## Requirement
Everything in the listing should be restated word for word.

## Entries provided

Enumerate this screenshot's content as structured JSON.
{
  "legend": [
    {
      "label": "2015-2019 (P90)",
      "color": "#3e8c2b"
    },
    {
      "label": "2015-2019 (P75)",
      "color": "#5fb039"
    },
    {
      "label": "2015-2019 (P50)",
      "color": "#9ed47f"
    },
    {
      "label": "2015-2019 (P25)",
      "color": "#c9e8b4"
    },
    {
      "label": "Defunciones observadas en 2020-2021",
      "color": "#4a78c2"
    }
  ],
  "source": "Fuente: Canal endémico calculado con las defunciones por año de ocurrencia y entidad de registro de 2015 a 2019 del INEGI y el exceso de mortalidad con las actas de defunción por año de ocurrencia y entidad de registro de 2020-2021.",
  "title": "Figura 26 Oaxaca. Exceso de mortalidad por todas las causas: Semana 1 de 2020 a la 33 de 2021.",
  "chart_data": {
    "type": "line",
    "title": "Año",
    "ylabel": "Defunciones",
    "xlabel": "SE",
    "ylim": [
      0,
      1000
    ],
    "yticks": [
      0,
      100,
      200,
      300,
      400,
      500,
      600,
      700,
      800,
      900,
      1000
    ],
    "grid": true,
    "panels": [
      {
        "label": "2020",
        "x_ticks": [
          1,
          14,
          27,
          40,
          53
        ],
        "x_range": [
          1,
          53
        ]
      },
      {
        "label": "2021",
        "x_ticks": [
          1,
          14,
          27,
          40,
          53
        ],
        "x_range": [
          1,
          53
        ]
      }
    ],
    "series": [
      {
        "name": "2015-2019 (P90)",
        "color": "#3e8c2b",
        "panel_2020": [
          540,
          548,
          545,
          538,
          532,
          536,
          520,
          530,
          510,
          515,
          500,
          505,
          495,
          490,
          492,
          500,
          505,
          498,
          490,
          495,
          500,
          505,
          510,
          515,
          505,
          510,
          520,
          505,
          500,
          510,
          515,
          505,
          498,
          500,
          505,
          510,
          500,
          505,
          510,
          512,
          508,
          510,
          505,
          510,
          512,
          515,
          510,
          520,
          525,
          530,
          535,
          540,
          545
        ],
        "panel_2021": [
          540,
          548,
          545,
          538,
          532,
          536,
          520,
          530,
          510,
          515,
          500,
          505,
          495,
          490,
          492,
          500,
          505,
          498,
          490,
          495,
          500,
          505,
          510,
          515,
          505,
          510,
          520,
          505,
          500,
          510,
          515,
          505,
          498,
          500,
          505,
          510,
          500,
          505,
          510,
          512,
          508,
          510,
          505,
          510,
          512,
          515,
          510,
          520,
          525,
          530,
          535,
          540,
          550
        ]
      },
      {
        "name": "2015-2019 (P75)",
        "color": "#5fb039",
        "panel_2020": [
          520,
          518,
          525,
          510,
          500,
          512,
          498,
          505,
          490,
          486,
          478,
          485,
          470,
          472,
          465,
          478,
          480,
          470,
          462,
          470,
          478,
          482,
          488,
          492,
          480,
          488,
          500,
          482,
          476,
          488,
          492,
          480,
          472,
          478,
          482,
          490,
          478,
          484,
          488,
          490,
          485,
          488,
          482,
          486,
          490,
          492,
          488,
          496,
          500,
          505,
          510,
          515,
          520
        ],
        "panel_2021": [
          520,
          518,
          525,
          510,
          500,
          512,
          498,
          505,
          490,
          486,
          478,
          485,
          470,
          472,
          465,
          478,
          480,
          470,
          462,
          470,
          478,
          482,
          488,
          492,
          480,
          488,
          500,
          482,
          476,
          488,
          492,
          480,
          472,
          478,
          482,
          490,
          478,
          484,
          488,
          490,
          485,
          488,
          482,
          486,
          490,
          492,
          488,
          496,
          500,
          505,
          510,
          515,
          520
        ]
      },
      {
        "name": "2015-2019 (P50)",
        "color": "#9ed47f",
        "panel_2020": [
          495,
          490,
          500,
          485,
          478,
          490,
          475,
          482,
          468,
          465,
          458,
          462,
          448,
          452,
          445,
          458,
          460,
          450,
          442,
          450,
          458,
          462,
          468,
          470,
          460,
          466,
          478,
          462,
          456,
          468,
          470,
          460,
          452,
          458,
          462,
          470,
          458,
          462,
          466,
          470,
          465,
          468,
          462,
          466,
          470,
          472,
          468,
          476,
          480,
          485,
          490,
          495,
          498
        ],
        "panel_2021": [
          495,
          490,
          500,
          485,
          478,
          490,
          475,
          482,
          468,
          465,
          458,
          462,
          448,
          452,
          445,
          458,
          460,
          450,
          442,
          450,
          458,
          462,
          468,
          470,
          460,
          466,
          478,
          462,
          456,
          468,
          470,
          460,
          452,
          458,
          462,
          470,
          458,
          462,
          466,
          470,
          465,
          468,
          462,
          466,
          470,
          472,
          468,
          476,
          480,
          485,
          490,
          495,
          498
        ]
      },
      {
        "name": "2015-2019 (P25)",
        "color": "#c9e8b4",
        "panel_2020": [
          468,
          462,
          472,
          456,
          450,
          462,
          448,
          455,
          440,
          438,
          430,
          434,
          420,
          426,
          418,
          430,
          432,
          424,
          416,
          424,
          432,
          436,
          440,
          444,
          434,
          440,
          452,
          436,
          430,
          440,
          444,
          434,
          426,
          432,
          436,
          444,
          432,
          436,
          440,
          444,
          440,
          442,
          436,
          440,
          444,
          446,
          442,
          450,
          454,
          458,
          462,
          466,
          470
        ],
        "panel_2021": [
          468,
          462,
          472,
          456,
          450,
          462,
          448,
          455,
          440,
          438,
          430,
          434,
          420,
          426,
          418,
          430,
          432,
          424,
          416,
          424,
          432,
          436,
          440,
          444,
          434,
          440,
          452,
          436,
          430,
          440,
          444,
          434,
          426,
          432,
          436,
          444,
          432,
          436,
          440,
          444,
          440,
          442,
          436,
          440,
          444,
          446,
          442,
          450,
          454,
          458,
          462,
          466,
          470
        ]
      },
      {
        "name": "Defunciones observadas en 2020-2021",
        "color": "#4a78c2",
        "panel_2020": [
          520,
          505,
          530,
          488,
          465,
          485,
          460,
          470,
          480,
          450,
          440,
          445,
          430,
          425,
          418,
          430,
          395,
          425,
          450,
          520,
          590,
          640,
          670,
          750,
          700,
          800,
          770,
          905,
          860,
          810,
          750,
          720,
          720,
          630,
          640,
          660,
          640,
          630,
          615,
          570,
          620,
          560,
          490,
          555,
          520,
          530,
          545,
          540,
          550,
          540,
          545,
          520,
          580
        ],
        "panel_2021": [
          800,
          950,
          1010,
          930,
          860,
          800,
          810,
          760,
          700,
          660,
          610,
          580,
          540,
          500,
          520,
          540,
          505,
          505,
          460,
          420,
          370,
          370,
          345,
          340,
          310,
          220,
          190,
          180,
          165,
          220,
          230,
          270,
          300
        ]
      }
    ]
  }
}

## Result for this task
Enumerate this screenshot's content as structured JSON.
{
  "legend": [
    {
      "label": "2015-2019 (P90)",
      "color": "#3e8c2b"
    },
    {
      "label": "2015-2019 (P75)",
      "color": "#5fb039"
    },
    {
      "label": "2015-2019 (P50)",
      "color": "#9ed47f"
    },
    {
      "label": "2015-2019 (P25)",
      "color": "#c9e8b4"
    },
    {
      "label": "Defunciones observadas en 2020-2021",
      "color": "#4a78c2"
    }
  ],
  "source": "Fuente: Canal endémico calculado con las defunciones por año de ocurrencia y entidad de registro de 2015 a 2019 del INEGI y el exceso de mortalidad con las actas de defunción por año de ocurrencia y entidad de registro de 2020-2021.",
  "title": "Figura 26 Oaxaca. Exceso de mortalidad por todas las causas: Semana 1 de 2020 a la 33 de 2021.",
  "chart_data": {
    "type": "line",
    "title": "Año",
    "ylabel": "Defunciones",
    "xlabel": "SE",
    "ylim": [
      0,
      1000
    ],
    "yticks": [
      0,
      100,
      200,
      300,
      400,
      500,
      600,
      700,
      800,
      900,
      1000
    ],
    "grid": true,
    "panels": [
      {
        "label": "2020",
        "x_ticks": [
          1,
          14,
          27,
          40,
          53
        ],
        "x_range": [
          1,
          53
        ]
      },
      {
        "label": "2021",
        "x_ticks": [
          1,
          14,
          27,
          40,
          53
        ],
        "x_range": [
          1,
          53
        ]
      }
    ],
    "series": [
      {
        "name": "2015-2019 (P90)",
        "color": "#3e8c2b",
        "panel_2020": [
          540,
          548,
          545,
          538,
          532,
          536,
          520,
          530,
          510,
          515,
          500,
          505,
          495,
          490,
          492,
          500,
          505,
          498,
          490,
          495,
          500,
          505,
          510,
          515,
          505,
          510,
          520,
          505,
          500,
          510,
          515,
          505,
          498,
          500,
          505,
          510,
          500,
          505,
          510,
          512,
          508,
          510,
          505,
          510,
          512,
          515,
          510,
          520,
          525,
          530,
          535,
          540,
          545
        ],
        "panel_2021": [
          540,
          548,
          545,
          538,
          532,
          536,
          520,
          530,
          510,
          515,
          500,
          505,
          495,
          490,
          492,
          500,
          505,
          498,
          490,
          495,
          500,
          505,
          510,
          515,
          505,
          510,
          520,
          505,
          500,
          510,
          515,
          505,
          498,
          500,
          505,
          510,
          500,
          505,
          510,
          512,
          508,
          510,
          505,
          510,
          512,
          515,
          510,
          520,
          525,
          530,
          535,
          540,
          550
        ]
      },
      {
        "name": "2015-2019 (P75)",
        "color": "#5fb039",
        "panel_2020": [
          520,
          518,
          525,
          510,
          500,
          512,
          498,
          505,
          490,
          486,
          478,
          485,
          470,
          472,
          465,
          478,
          480,
          470,
          462,
          470,
          478,
          482,
          488,
          492,
          480,
          488,
          500,
          482,
          476,
          488,
          492,
          480,
          472,
          478,
          482,
          490,
          478,
          484,
          488,
          490,
          485,
          488,
          482,
          486,
          490,
          492,
          488,
          496,
          500,
          505,
          510,
          515,
          520
        ],
        "panel_2021": [
          520,
          518,
          525,
          510,
          500,
          512,
          498,
          505,
          490,
          486,
          478,
          485,
          470,
          472,
          465,
          478,
          480,
          470,
          462,
          470,
          478,
          482,
          488,
          492,
          480,
          488,
          500,
          482,
          476,
          488,
          492,
          480,
          472,
          478,
          482,
          490,
          478,
          484,
          488,
          490,
          485,
          488,
          482,
          486,
          490,
          492,
          488,
          496,
          500,
          505,
          510,
          515,
          520
        ]
      },
      {
        "name": "2015-2019 (P50)",
        "color": "#9ed47f",
        "panel_2020": [
          495,
          490,
          500,
          485,
          478,
          490,
          475,
          482,
          468,
          465,
          458,
          462,
          448,
          452,
          445,
          458,
          460,
          450,
          442,
          450,
          458,
          462,
          468,
          470,
          460,
          466,
          478,
          462,
          456,
          468,
          470,
          460,
          452,
          458,
          462,
          470,
          458,
          462,
          466,
          470,
          465,
          468,
          462,
          466,
          470,
          472,
          468,
          476,
          480,
          485,
          490,
          495,
          498
        ],
        "panel_2021": [
          495,
          490,
          500,
          485,
          478,
          490,
          475,
          482,
          468,
          465,
          458,
          462,
          448,
          452,
          445,
          458,
          460,
          450,
          442,
          450,
          458,
          462,
          468,
          470,
          460,
          466,
          478,
          462,
          456,
          468,
          470,
          460,
          452,
          458,
          462,
          470,
          458,
          462,
          466,
          470,
          465,
          468,
          462,
          466,
          470,
          472,
          468,
          476,
          480,
          485,
          490,
          495,
          498
        ]
      },
      {
        "name": "2015-2019 (P25)",
        "color": "#c9e8b4",
        "panel_2020": [
          468,
          462,
          472,
          456,
          450,
          462,
          448,
          455,
          440,
          438,
          430,
          434,
          420,
          426,
          418,
          430,
          432,
          424,
          416,
          424,
          432,
          436,
          440,
          444,
          434,
          440,
          452,
          436,
          430,
          440,
          444,
          434,
          426,
          432,
          436,
          444,
          432,
          436,
          440,
          444,
          440,
          442,
          436,
          440,
          444,
          446,
          442,
          450,
          454,
          458,
          462,
          466,
          470
        ],
        "panel_2021": [
          468,
          462,
          472,
          456,
          450,
          462,
          448,
          455,
          440,
          438,
          430,
          434,
          420,
          426,
          418,
          430,
          432,
          424,
          416,
          424,
          432,
          436,
          440,
          444,
          434,
          440,
          452,
          436,
          430,
          440,
          444,
          434,
          426,
          432,
          436,
          444,
          432,
          436,
          440,
          444,
          440,
          442,
          436,
          440,
          444,
          446,
          442,
          450,
          454,
          458,
          462,
          466,
          470
        ]
      },
      {
        "name": "Defunciones observadas en 2020-2021",
        "color": "#4a78c2",
        "panel_2020": [
          520,
          505,
          530,
          488,
          465,
          485,
          460,
          470,
          480,
          450,
          440,
          445,
          430,
          425,
          418,
          430,
          395,
          425,
          450,
          520,
          590,
          640,
          670,
          750,
          700,
          800,
          770,
          905,
          860,
          810,
          750,
          720,
          720,
          630,
          640,
          660,
          640,
          630,
          615,
          570,
          620,
          560,
          490,
          555,
          520,
          530,
          545,
          540,
          550,
          540,
          545,
          520,
          580
        ],
        "panel_2021": [
          800,
          950,
          1010,
          930,
          860,
          800,
          810,
          760,
          700,
          660,
          610,
          580,
          540,
          500,
          520,
          540,
          505,
          505,
          460,
          420,
          370,
          370,
          345,
          340,
          310,
          220,
          190,
          180,
          165,
          220,
          230,
          270,
          300
        ]
      }
    ]
  }
}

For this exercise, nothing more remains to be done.